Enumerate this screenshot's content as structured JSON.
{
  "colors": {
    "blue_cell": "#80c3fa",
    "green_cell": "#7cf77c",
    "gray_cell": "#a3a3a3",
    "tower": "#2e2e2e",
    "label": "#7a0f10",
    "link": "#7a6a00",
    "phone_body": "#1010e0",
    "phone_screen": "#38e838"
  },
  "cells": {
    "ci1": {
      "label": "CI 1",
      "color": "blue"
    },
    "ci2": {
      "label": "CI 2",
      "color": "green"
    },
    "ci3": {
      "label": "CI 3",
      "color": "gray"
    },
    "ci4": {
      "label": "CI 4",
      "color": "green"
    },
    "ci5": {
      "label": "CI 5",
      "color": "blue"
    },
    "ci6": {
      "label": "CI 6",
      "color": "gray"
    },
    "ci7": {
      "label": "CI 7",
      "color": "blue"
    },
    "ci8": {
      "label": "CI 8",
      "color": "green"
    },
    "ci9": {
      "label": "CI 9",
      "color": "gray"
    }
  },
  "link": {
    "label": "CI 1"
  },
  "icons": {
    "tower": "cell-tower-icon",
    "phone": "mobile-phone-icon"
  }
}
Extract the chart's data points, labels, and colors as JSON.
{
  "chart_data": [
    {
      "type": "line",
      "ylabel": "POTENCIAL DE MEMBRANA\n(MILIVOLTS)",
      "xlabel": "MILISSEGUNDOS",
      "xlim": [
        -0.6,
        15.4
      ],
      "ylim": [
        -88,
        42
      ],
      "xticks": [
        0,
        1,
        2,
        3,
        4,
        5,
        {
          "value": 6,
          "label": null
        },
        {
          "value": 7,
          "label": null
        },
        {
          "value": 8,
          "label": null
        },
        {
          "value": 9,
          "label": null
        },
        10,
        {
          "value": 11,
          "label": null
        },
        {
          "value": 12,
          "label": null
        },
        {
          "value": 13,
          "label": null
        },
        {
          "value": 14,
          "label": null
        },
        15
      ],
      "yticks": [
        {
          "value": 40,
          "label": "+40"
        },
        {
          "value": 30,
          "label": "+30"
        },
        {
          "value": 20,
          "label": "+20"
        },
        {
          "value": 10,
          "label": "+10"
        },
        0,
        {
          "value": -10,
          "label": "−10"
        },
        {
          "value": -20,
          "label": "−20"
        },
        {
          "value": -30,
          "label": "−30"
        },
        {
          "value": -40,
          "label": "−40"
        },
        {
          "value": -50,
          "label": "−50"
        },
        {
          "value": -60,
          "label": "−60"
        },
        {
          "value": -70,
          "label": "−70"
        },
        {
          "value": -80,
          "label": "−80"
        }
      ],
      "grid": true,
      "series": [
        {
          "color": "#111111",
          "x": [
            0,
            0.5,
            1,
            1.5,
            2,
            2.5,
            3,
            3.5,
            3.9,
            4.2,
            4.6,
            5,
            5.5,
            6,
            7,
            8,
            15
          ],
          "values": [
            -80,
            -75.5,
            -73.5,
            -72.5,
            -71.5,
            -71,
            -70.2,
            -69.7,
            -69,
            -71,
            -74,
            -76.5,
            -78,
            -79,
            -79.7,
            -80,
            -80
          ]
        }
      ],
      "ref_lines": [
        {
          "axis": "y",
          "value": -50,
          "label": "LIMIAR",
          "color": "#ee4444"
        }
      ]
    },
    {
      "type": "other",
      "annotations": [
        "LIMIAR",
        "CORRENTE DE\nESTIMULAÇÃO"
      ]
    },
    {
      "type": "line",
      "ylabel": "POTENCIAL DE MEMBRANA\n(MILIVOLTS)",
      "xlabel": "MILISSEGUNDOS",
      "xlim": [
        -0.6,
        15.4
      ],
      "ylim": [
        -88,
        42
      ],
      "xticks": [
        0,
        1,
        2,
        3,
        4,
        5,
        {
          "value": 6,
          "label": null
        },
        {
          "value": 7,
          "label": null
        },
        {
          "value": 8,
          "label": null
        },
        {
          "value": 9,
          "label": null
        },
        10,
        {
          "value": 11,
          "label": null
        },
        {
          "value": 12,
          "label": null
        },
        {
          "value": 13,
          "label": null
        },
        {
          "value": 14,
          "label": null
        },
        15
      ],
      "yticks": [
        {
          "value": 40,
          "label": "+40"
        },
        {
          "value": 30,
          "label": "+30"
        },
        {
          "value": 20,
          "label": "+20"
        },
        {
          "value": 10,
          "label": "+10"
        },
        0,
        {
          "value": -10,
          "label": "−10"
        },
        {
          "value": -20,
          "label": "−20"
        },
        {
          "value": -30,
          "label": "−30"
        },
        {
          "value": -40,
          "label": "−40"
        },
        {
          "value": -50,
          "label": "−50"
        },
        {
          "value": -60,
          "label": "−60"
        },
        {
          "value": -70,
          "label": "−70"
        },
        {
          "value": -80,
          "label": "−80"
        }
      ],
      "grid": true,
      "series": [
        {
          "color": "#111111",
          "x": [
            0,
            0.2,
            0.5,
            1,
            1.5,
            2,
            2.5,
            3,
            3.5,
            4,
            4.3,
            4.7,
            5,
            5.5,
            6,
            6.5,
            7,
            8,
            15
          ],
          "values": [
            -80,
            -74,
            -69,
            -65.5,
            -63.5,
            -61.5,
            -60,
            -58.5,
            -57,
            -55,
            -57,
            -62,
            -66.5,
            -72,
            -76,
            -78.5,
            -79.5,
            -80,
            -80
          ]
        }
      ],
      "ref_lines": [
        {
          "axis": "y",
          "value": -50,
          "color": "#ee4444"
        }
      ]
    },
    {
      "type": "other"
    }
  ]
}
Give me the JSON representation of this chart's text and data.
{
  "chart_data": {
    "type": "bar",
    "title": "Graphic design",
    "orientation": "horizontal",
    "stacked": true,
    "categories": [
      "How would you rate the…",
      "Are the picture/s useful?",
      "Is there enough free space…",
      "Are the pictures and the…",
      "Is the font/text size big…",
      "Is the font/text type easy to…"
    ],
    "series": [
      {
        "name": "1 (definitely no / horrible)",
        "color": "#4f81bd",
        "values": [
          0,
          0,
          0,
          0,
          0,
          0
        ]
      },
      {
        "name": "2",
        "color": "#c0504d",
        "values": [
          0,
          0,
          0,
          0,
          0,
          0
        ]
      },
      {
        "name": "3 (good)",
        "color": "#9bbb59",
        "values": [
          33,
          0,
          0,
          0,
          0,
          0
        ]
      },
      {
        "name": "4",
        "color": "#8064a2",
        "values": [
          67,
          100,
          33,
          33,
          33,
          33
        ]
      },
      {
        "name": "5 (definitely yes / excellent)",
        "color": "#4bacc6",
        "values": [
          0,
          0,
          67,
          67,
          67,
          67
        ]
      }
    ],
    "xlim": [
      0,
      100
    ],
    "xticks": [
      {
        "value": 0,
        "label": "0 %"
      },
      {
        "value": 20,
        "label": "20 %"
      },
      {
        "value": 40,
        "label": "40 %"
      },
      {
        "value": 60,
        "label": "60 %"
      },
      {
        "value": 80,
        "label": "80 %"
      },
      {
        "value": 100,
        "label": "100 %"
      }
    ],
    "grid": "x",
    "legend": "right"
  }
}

## REQUIRED WORK
Give back the whole listing, word for word.

## EXERCISE RESULT
Enumerate this screenshot's content as structured JSON.
{
  "colors": {
    "blue_cell": "#80c3fa",
    "green_cell": "#7cf77c",
    "gray_cell": "#a3a3a3",
    "tower": "#2e2e2e",
    "label": "#7a0f10",
    "link": "#7a6a00",
    "phone_body": "#1010e0",
    "phone_screen": "#38e838"
  },
  "cells": {
    "ci1": {
      "label": "CI 1",
      "color": "blue"
    },
    "ci2": {
      "label": "CI 2",
      "color": "green"
    },
    "ci3": {
      "label": "CI 3",
      "color": "gray"
    },
    "ci4": {
      "label": "CI 4",
      "color": "green"
    },
    "ci5": {
      "label": "CI 5",
      "color": "blue"
    },
    "ci6": {
      "label": "CI 6",
      "color": "gray"
    },
    "ci7": {
      "label": "CI 7",
      "color": "blue"
    },
    "ci8": {
      "label": "CI 8",
      "color": "green"
    },
    "ci9": {
      "label": "CI 9",
      "color": "gray"
    }
  },
  "link": {
    "label": "CI 1"
  },
  "icons": {
    "tower": "cell-tower-icon",
    "phone": "mobile-phone-icon"
  }
}
Extract the chart's data points, labels, and colors as JSON.
{
  "chart_data": [
    {
      "type": "line",
      "ylabel": "POTENCIAL DE MEMBRANA\n(MILIVOLTS)",
      "xlabel": "MILISSEGUNDOS",
      "xlim": [
        -0.6,
        15.4
      ],
      "ylim": [
        -88,
        42
      ],
      "xticks": [
        0,
        1,
        2,
        3,
        4,
        5,
        {
          "value": 6,
          "label": null
        },
        {
          "value": 7,
          "label": null
        },
        {
          "value": 8,
          "label": null
        },
        {
          "value": 9,
          "label": null
        },
        10,
        {
          "value": 11,
          "label": null
        },
        {
          "value": 12,
          "label": null
        },
        {
          "value": 13,
          "label": null
        },
        {
          "value": 14,
          "label": null
        },
        15
      ],
      "yticks": [
        {
          "value": 40,
          "label": "+40"
        },
        {
          "value": 30,
          "label": "+30"
        },
        {
          "value": 20,
          "label": "+20"
        },
        {
          "value": 10,
          "label": "+10"
        },
        0,
        {
          "value": -10,
          "label": "−10"
        },
        {
          "value": -20,
          "label": "−20"
        },
        {
          "value": -30,
          "label": "−30"
        },
        {
          "value": -40,
          "label": "−40"
        },
        {
          "value": -50,
          "label": "−50"
        },
        {
          "value": -60,
          "label": "−60"
        },
        {
          "value": -70,
          "label": "−70"
        },
        {
          "value": -80,
          "label": "−80"
        }
      ],
      "grid": true,
      "series": [
        {
          "color": "#111111",
          "x": [
            0,
            0.5,
            1,
            1.5,
            2,
            2.5,
            3,
            3.5,
            3.9,
            4.2,
            4.6,
            5,
            5.5,
            6,
            7,
            8,
            15
          ],
          "values": [
            -80,
            -75.5,
            -73.5,
            -72.5,
            -71.5,
            -71,
            -70.2,
            -69.7,
            -69,
            -71,
            -74,
            -76.5,
            -78,
            -79,
            -79.7,
            -80,
            -80
          ]
        }
      ],
      "ref_lines": [
        {
          "axis": "y",
          "value": -50,
          "label": "LIMIAR",
          "color": "#ee4444"
        }
      ]
    },
    {
      "type": "other",
      "annotations": [
        "LIMIAR",
        "CORRENTE DE\nESTIMULAÇÃO"
      ]
    },
    {
      "type": "line",
      "ylabel": "POTENCIAL DE MEMBRANA\n(MILIVOLTS)",
      "xlabel": "MILISSEGUNDOS",
      "xlim": [
        -0.6,
        15.4
      ],
      "ylim": [
        -88,
        42
      ],
      "xticks": [
        0,
        1,
        2,
        3,
        4,
        5,
        {
          "value": 6,
          "label": null
        },
        {
          "value": 7,
          "label": null
        },
        {
          "value": 8,
          "label": null
        },
        {
          "value": 9,
          "label": null
        },
        10,
        {
          "value": 11,
          "label": null
        },
        {
          "value": 12,
          "label": null
        },
        {
          "value": 13,
          "label": null
        },
        {
          "value": 14,
          "label": null
        },
        15
      ],
      "yticks": [
        {
          "value": 40,
          "label": "+40"
        },
        {
          "value": 30,
          "label": "+30"
        },
        {
          "value": 20,
          "label": "+20"
        },
        {
          "value": 10,
          "label": "+10"
        },
        0,
        {
          "value": -10,
          "label": "−10"
        },
        {
          "value": -20,
          "label": "−20"
        },
        {
          "value": -30,
          "label": "−30"
        },
        {
          "value": -40,
          "label": "−40"
        },
        {
          "value": -50,
          "label": "−50"
        },
        {
          "value": -60,
          "label": "−60"
        },
        {
          "value": -70,
          "label": "−70"
        },
        {
          "value": -80,
          "label": "−80"
        }
      ],
      "grid": true,
      "series": [
        {
          "color": "#111111",
          "x": [
            0,
            0.2,
            0.5,
            1,
            1.5,
            2,
            2.5,
            3,
            3.5,
            4,
            4.3,
            4.7,
            5,
            5.5,
            6,
            6.5,
            7,
            8,
            15
          ],
          "values": [
            -80,
            -74,
            -69,
            -65.5,
            -63.5,
            -61.5,
            -60,
            -58.5,
            -57,
            -55,
            -57,
            -62,
            -66.5,
            -72,
            -76,
            -78.5,
            -79.5,
            -80,
            -80
          ]
        }
      ],
      "ref_lines": [
        {
          "axis": "y",
          "value": -50,
          "color": "#ee4444"
        }
      ]
    },
    {
      "type": "other"
    }
  ]
}
Give me the JSON representation of this chart's text and data.
{
  "chart_data": {
    "type": "bar",
    "title": "Graphic design",
    "orientation": "horizontal",
    "stacked": true,
    "categories": [
      "How would you rate the…",
      "Are the picture/s useful?",
      "Is there enough free space…",
      "Are the pictures and the…",
      "Is the font/text size big…",
      "Is the font/text type easy to…"
    ],
    "series": [
      {
        "name": "1 (definitely no / horrible)",
        "color": "#4f81bd",
        "values": [
          0,
          0,
          0,
          0,
          0,
          0
        ]
      },
      {
        "name": "2",
        "color": "#c0504d",
        "values": [
          0,
          0,
          0,
          0,
          0,
          0
        ]
      },
      {
        "name": "3 (good)",
        "color": "#9bbb59",
        "values": [
          33,
          0,
          0,
          0,
          0,
          0
        ]
      },
      {
        "name": "4",
        "color": "#8064a2",
        "values": [
          67,
          100,
          33,
          33,
          33,
          33
        ]
      },
      {
        "name": "5 (definitely yes / excellent)",
        "color": "#4bacc6",
        "values": [
          0,
          0,
          67,
          67,
          67,
          67
        ]
      }
    ],
    "xlim": [
      0,
      100
    ],
    "xticks": [
      {
        "value": 0,
        "label": "0 %"
      },
      {
        "value": 20,
        "label": "20 %"
      },
      {
        "value": 40,
        "label": "40 %"
      },
      {
        "value": 60,
        "label": "60 %"
      },
      {
        "value": 80,
        "label": "80 %"
      },
      {
        "value": 100,
        "label": "100 %"
      }
    ],
    "grid": "x",
    "legend": "right"
  }
}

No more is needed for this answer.